STATED PROBLEM:
All lines in the data bearing the string "told" should be identified and copied.

## START DATA IN THIS EXERCISE

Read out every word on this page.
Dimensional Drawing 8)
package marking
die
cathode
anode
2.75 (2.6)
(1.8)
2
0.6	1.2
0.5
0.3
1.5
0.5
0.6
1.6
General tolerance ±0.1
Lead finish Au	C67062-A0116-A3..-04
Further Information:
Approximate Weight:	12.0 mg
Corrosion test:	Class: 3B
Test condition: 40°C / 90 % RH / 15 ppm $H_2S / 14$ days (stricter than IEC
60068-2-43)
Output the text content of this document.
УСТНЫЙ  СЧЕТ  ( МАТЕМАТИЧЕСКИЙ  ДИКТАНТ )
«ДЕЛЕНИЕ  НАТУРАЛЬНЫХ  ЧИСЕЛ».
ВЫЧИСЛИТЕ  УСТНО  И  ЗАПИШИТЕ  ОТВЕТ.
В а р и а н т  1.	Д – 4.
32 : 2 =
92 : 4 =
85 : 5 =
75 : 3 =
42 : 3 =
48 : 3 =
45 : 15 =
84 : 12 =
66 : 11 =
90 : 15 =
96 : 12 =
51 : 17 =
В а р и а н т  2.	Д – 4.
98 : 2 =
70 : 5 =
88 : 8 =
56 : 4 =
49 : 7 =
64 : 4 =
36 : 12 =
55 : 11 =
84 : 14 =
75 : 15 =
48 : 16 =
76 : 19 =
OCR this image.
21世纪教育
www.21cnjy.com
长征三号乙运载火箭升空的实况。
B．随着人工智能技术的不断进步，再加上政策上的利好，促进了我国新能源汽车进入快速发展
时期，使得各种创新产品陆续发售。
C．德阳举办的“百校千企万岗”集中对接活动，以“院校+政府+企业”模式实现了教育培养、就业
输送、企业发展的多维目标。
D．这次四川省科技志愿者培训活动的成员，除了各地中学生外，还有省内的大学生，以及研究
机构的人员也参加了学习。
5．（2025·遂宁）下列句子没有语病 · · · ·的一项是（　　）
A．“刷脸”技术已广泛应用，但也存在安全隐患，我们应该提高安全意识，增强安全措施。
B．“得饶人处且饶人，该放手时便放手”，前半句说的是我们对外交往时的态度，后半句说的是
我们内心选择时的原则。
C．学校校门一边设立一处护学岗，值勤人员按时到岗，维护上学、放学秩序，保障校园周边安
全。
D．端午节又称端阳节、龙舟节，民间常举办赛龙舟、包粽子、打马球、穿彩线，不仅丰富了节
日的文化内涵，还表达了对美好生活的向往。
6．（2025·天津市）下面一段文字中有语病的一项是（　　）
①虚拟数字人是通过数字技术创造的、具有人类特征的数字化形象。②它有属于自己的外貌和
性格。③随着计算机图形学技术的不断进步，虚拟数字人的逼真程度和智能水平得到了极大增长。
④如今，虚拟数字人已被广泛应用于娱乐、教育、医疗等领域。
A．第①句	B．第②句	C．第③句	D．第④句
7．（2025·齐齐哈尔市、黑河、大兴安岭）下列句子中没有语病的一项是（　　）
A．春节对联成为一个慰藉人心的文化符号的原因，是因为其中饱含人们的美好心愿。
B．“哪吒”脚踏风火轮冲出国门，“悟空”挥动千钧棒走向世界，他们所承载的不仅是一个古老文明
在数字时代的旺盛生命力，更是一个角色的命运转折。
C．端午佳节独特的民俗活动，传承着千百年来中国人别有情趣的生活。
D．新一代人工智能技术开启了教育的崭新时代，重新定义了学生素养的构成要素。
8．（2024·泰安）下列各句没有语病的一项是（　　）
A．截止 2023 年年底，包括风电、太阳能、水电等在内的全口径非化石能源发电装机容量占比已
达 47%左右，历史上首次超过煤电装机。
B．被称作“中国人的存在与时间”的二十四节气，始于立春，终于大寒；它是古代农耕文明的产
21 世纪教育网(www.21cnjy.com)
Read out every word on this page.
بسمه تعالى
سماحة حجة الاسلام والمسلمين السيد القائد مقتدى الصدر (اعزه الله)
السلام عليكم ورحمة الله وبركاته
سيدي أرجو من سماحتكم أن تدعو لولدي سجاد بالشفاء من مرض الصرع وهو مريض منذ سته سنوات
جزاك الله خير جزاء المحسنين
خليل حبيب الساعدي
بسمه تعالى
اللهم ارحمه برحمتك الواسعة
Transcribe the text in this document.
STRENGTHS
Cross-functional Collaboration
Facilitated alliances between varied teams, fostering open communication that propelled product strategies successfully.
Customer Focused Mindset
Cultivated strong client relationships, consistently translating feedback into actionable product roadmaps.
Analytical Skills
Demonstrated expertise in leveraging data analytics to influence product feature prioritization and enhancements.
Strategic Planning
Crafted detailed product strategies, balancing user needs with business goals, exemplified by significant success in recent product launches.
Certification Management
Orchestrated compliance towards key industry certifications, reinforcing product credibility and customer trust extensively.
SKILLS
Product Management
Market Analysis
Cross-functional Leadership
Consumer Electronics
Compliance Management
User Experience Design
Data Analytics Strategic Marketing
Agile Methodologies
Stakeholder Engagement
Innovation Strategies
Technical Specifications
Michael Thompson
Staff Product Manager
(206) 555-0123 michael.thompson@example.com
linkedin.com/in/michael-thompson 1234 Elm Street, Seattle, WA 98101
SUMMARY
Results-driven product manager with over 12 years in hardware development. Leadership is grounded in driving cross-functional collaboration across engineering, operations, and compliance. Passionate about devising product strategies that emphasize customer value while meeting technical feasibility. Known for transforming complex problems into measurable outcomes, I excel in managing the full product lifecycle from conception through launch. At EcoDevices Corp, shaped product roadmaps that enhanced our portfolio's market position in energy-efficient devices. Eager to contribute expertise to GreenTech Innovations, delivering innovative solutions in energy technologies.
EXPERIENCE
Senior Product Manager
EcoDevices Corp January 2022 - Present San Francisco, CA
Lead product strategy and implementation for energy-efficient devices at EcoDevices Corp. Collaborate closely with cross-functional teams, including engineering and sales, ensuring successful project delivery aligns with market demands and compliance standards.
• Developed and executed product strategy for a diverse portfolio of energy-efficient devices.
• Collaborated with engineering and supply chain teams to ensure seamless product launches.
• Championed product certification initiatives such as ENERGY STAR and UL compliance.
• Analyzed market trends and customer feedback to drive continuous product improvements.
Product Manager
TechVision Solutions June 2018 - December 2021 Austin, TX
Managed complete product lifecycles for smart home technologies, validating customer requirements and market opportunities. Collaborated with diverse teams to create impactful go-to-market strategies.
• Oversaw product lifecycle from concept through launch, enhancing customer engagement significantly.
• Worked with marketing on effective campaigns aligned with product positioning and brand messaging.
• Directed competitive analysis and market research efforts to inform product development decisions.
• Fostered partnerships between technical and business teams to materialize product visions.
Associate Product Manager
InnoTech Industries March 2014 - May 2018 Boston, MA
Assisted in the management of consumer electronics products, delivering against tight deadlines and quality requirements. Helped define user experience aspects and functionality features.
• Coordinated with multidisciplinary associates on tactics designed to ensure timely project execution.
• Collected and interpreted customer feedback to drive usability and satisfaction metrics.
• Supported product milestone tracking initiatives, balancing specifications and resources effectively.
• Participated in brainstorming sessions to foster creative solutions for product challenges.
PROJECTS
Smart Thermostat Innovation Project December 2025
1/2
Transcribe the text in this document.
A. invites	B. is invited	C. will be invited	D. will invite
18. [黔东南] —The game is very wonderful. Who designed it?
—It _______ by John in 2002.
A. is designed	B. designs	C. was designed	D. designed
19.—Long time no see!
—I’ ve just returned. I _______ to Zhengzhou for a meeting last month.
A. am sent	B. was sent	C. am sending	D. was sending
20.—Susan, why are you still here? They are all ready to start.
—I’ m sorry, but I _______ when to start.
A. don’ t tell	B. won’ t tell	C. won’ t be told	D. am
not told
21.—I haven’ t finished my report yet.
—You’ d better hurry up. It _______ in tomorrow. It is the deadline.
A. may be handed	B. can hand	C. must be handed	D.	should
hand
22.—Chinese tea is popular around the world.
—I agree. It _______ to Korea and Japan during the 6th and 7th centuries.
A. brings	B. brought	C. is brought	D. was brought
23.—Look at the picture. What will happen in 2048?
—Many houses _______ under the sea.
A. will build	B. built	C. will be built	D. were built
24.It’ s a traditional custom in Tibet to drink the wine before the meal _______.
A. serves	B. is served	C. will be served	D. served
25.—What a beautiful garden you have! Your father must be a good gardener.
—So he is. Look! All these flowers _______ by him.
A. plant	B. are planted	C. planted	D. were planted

## END DATA IN THIS EXERCISE

TASK SOLUTION:
A. don’ t tell	B. won’ t tell	C. won’ t be told	D. am
not told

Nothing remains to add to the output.